- Task to carry out:
Separate out the lines that hold "marker".

=====

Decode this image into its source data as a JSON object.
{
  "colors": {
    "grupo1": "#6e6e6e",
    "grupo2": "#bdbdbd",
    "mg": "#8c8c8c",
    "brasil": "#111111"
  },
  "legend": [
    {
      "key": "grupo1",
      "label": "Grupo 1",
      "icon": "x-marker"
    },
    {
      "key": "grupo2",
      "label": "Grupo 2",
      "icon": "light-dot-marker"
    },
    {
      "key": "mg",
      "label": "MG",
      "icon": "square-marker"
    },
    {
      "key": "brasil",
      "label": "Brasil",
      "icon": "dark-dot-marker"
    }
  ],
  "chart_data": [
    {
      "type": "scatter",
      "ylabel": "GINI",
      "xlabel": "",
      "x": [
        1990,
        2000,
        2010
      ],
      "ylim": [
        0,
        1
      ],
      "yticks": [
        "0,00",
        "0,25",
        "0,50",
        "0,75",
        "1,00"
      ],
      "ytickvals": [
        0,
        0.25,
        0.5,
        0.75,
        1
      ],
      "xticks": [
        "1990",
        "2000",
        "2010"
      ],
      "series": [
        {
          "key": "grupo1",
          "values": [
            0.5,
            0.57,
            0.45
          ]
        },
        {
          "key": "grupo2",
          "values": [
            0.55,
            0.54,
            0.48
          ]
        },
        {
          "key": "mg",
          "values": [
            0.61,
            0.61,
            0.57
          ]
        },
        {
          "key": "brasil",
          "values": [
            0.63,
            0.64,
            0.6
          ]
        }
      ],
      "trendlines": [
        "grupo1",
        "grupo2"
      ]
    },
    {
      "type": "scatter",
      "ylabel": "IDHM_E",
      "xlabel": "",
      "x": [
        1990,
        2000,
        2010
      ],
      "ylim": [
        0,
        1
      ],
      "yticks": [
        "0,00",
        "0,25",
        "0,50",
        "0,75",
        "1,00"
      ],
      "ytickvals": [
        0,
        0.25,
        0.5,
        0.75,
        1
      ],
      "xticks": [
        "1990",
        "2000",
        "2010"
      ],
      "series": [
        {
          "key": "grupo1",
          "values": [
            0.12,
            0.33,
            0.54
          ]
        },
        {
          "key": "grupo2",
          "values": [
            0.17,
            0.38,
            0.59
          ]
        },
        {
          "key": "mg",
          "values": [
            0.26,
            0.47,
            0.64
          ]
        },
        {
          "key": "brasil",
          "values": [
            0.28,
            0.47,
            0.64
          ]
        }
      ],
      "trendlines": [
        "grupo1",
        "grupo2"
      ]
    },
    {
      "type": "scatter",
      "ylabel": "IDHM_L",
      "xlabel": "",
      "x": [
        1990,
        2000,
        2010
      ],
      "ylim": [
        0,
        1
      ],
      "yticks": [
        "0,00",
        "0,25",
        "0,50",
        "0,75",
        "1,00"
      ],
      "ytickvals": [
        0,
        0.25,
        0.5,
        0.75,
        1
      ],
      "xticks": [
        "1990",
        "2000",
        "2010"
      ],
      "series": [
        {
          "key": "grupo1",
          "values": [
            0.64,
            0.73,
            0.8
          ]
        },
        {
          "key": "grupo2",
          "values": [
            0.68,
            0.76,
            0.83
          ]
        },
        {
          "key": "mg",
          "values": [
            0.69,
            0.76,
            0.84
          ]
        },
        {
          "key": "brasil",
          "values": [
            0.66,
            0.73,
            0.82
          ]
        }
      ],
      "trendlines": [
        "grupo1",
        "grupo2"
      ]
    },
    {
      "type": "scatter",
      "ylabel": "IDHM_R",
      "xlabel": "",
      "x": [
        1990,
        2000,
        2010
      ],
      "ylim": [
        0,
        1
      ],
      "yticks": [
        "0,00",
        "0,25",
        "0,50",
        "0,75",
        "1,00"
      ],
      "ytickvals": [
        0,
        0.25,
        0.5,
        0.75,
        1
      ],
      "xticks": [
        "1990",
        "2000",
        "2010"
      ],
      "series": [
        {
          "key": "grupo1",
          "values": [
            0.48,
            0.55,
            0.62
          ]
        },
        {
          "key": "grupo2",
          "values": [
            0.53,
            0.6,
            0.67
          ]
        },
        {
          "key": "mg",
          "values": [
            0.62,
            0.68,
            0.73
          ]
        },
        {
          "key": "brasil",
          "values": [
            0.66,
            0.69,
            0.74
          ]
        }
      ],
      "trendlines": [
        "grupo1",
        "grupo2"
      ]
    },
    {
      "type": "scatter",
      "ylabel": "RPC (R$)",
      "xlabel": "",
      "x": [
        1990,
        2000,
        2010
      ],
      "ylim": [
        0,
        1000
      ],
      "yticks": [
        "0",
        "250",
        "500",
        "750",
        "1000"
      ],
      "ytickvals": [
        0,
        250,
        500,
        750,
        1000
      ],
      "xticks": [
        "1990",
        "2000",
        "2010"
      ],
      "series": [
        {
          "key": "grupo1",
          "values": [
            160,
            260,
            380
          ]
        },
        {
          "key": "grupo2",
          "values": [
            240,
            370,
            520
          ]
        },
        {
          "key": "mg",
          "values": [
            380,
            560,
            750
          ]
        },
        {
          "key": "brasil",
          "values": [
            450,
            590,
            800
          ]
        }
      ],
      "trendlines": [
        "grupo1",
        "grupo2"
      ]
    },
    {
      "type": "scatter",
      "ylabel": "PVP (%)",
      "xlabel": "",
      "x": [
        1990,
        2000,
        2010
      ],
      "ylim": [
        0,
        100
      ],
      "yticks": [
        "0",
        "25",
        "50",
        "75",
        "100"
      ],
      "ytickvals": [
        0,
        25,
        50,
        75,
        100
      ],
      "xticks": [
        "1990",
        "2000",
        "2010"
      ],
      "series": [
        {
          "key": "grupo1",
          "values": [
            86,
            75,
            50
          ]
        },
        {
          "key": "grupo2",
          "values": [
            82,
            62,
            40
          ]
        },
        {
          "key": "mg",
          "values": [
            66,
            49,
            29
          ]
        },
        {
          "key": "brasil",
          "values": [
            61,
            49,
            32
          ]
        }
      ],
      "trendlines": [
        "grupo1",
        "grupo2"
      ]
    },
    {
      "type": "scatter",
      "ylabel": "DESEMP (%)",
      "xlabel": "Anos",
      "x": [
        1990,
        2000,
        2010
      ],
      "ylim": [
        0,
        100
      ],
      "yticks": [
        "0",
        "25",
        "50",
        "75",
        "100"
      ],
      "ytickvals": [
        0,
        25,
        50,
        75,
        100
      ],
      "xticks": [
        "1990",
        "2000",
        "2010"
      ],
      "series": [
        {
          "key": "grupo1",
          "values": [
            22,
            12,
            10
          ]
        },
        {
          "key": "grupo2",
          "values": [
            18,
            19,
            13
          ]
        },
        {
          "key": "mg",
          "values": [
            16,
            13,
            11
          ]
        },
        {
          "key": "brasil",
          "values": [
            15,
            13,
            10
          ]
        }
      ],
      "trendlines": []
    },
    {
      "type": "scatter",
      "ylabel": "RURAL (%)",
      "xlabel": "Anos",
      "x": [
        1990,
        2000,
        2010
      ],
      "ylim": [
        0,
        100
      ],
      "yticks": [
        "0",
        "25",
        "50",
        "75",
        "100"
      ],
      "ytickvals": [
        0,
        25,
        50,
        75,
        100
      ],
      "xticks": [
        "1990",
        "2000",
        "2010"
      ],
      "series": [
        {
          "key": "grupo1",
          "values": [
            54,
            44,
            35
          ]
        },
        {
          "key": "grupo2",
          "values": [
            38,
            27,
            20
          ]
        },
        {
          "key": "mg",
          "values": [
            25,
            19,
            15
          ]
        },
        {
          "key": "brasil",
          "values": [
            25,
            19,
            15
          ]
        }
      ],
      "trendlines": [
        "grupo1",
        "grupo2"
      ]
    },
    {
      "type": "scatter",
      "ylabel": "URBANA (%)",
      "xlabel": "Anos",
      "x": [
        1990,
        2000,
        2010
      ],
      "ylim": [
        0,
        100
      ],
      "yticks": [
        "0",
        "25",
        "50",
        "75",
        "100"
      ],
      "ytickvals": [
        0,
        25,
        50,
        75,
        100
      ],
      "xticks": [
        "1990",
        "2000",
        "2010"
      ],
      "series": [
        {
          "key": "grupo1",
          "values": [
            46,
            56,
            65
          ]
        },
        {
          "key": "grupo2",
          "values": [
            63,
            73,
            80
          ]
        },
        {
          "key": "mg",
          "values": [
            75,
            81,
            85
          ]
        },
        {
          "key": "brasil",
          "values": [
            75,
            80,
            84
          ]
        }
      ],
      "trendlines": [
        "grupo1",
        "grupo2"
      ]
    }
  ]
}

=====

- Answer for this exercise:
      "icon": "x-marker"
      "icon": "light-dot-marker"
      "icon": "square-marker"
      "icon": "dark-dot-marker"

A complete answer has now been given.